= Given exercise =
Find every line containing the word "screenshot" in the records below; report only how many there are.

## Start Dataset rows

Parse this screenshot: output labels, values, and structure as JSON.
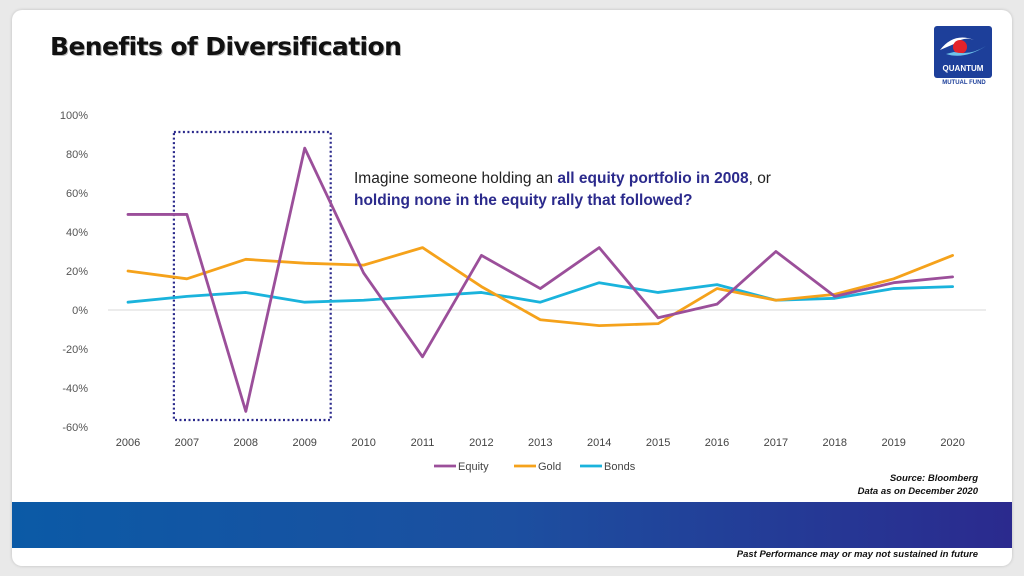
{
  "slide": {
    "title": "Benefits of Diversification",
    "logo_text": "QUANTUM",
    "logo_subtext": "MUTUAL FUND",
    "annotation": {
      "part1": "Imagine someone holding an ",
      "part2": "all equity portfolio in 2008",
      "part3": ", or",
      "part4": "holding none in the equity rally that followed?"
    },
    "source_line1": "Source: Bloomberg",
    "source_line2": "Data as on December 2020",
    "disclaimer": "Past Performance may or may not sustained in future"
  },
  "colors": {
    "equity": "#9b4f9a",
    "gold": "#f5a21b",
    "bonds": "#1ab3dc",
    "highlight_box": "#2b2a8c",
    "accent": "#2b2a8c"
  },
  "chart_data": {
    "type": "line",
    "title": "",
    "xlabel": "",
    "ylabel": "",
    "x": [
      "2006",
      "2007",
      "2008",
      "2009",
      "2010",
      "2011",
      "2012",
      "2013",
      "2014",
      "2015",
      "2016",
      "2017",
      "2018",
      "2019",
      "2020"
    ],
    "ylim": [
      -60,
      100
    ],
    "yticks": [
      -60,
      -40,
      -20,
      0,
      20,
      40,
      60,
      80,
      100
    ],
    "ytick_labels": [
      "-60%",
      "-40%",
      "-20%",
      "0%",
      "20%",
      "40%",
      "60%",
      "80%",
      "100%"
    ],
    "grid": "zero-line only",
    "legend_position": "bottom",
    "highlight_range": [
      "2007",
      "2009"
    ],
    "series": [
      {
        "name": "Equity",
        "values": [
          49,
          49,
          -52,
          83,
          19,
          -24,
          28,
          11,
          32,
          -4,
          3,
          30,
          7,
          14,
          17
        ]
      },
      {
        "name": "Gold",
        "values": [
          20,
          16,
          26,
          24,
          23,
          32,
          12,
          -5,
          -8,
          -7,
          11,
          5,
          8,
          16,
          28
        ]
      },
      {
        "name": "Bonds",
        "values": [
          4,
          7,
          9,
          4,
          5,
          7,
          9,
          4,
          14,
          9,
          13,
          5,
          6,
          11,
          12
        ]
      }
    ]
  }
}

## End Dataset rows
## Start Dataset rows

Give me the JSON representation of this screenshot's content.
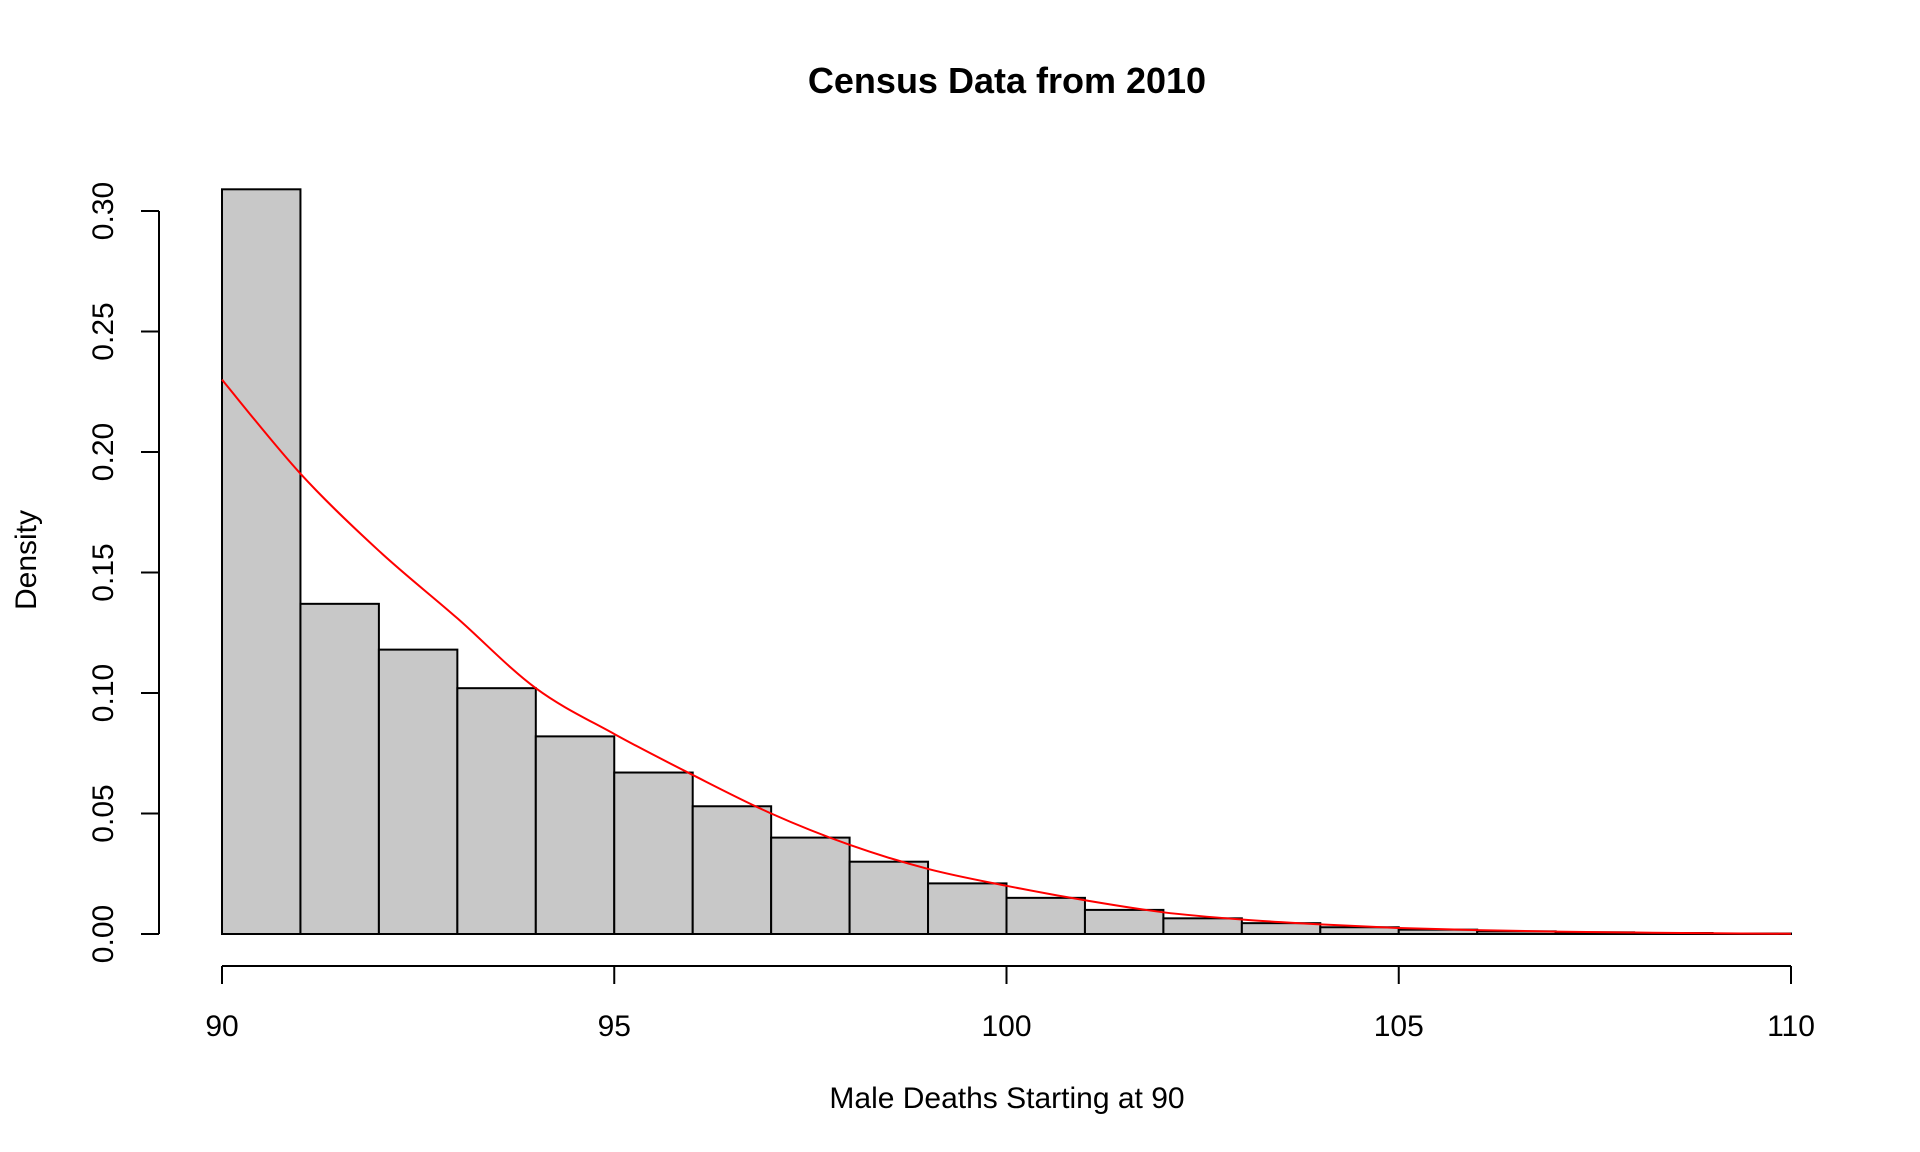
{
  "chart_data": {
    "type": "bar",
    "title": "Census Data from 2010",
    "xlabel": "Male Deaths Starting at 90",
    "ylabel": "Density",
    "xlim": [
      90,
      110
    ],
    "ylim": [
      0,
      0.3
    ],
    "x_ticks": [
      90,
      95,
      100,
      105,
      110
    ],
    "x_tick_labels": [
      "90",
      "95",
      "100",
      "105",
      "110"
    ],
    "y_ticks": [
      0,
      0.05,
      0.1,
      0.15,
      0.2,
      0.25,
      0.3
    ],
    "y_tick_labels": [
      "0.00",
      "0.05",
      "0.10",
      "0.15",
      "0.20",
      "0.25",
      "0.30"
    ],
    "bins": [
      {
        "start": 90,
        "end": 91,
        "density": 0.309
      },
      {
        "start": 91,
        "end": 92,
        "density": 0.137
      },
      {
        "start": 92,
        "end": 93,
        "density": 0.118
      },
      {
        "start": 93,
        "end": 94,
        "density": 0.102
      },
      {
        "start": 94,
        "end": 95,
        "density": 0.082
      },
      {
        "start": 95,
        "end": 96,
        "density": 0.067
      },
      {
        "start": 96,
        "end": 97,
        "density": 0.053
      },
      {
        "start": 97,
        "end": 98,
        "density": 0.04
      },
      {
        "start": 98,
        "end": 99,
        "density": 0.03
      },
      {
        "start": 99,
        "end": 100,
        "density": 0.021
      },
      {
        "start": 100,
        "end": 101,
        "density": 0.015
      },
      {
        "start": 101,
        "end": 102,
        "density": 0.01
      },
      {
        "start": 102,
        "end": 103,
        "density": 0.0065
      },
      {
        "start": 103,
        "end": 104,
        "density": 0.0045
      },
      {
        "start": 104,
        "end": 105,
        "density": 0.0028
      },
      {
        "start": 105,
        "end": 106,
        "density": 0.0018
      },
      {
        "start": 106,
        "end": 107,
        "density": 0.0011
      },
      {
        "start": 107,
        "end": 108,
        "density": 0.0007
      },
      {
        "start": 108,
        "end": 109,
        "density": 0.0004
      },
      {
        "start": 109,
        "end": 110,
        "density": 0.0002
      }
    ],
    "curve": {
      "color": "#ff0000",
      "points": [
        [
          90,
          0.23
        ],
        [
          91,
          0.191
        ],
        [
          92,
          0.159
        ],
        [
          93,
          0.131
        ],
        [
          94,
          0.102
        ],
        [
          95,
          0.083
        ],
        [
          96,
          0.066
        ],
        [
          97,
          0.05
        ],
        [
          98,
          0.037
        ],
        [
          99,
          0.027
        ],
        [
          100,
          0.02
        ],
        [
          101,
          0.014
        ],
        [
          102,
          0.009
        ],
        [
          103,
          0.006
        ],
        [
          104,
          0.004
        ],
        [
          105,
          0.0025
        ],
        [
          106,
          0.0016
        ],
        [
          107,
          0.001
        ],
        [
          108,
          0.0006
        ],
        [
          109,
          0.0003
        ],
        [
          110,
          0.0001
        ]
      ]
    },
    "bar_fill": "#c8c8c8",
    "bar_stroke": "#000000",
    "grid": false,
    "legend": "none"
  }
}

## End Dataset rows

= Solution for this exercise =
2